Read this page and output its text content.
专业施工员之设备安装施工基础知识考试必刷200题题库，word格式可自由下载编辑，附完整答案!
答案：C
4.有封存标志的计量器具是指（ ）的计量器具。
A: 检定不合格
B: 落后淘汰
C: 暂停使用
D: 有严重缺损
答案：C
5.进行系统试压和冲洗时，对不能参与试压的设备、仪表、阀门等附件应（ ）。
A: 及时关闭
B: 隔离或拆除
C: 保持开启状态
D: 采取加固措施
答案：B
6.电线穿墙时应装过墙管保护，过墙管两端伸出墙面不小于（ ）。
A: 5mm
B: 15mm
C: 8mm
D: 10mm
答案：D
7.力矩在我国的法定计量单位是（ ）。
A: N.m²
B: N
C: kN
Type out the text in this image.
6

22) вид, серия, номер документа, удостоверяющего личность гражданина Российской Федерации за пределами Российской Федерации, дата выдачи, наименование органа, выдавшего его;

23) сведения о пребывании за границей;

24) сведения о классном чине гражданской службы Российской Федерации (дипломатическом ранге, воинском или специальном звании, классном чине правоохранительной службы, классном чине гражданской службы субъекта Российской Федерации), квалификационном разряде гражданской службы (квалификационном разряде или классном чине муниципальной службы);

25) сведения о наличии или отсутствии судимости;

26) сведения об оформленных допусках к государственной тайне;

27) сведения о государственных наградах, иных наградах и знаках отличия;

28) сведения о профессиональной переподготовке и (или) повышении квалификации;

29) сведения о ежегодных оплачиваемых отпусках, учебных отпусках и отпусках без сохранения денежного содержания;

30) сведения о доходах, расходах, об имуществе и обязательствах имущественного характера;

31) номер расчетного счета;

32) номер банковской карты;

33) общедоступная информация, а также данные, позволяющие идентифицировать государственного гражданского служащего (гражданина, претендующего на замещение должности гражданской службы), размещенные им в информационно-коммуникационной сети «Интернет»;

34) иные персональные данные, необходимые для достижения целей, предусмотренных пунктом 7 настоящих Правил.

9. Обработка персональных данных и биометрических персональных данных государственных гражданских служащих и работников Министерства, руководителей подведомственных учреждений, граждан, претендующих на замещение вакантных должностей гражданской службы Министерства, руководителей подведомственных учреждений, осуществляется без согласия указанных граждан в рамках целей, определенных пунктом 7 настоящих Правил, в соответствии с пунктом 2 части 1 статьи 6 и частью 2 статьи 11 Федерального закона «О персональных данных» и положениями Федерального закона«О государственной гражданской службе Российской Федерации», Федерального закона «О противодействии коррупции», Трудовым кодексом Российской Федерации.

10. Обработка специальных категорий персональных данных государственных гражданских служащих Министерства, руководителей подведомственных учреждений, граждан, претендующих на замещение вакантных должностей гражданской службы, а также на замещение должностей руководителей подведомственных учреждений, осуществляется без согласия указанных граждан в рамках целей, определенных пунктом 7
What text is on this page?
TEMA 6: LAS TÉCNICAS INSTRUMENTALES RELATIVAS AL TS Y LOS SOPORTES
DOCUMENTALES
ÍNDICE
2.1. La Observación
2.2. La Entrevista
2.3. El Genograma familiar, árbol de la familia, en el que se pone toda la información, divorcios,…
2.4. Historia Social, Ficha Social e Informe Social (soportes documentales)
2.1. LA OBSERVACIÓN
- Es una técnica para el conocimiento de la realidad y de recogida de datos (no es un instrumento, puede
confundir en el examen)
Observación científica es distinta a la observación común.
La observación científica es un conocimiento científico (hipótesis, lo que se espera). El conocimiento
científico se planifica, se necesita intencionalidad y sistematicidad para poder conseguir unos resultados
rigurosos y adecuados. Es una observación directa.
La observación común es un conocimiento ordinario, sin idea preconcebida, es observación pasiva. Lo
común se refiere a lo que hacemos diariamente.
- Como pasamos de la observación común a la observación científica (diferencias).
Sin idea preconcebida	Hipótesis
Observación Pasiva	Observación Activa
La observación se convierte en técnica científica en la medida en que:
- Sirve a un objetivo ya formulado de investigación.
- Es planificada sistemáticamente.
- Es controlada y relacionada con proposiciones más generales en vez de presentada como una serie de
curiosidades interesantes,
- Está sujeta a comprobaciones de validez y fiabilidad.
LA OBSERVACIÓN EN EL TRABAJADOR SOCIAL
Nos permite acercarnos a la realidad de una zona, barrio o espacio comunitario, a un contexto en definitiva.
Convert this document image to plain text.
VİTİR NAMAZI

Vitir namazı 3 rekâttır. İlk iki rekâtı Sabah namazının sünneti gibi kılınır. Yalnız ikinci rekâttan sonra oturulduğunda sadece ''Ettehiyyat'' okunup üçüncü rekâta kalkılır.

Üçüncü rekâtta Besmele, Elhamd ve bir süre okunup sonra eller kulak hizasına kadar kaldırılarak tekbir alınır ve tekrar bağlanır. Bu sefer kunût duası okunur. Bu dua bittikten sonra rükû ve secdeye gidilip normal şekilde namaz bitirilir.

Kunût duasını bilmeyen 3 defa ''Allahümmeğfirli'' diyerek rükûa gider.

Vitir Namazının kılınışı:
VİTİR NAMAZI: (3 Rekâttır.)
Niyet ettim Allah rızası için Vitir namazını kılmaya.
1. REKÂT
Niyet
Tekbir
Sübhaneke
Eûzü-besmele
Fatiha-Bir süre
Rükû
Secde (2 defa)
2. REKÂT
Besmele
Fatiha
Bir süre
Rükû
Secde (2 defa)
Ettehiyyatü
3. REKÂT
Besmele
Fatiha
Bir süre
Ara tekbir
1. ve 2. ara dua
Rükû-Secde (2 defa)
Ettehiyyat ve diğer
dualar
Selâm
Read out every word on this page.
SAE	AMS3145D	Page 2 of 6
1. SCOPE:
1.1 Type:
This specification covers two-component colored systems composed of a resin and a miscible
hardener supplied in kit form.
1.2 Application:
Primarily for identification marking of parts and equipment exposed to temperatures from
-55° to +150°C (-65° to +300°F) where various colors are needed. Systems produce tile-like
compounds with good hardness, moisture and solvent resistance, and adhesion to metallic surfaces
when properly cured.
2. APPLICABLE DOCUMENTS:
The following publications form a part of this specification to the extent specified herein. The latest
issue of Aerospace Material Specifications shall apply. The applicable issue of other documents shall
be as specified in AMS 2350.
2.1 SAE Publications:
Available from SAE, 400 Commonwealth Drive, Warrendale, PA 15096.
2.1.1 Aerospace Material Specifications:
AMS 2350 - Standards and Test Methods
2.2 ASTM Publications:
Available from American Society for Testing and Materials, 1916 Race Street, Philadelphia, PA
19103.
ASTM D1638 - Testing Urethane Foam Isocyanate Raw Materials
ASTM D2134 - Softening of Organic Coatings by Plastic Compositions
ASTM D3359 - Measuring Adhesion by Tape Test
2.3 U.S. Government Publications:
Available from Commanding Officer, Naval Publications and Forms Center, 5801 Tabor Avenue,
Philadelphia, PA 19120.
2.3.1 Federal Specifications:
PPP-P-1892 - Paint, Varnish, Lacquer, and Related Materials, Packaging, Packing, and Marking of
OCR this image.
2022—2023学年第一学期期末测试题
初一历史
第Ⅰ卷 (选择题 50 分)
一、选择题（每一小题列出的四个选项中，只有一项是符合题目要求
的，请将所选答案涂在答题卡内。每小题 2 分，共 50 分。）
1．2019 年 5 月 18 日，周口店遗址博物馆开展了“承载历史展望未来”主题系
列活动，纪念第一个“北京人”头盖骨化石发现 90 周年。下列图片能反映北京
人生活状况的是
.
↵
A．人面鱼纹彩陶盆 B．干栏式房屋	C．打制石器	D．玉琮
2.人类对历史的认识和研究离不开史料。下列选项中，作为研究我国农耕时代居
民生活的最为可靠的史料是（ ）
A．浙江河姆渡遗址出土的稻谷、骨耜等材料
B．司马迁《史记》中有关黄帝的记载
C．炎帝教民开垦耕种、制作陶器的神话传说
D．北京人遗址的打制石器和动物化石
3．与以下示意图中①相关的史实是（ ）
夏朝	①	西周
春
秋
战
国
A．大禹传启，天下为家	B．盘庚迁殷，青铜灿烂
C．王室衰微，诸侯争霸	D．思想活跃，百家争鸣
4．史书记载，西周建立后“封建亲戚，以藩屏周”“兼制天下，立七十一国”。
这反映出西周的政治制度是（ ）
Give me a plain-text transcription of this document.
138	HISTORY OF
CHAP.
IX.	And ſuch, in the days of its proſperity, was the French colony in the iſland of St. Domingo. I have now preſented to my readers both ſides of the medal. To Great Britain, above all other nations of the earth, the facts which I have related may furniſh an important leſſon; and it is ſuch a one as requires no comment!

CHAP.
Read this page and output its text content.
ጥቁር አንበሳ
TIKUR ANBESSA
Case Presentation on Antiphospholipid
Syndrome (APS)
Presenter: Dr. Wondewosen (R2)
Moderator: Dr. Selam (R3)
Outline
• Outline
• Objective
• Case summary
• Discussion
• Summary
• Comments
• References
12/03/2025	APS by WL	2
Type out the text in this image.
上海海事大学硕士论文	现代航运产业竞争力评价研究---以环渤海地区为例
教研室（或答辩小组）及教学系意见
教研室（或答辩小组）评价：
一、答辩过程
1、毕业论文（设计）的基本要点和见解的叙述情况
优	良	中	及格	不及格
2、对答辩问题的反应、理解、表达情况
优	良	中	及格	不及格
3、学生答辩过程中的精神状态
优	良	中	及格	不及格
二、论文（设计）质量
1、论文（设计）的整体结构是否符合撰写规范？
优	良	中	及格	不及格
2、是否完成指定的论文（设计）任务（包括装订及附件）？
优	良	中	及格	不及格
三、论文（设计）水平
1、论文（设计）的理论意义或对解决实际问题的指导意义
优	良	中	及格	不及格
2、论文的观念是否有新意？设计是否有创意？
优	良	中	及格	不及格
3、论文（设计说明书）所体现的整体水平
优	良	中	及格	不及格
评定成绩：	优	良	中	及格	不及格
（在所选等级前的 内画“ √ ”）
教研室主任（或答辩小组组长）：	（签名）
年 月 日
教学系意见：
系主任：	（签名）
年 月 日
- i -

━━━━━━

_Given instruction_
Search the entries for the string "idea" and collect each line that has it.

_Output for this task_
La observación común es un conocimiento ordinario, sin idea preconcebida, es observación pasiva. Lo
Sin idea preconcebida	Hipótesis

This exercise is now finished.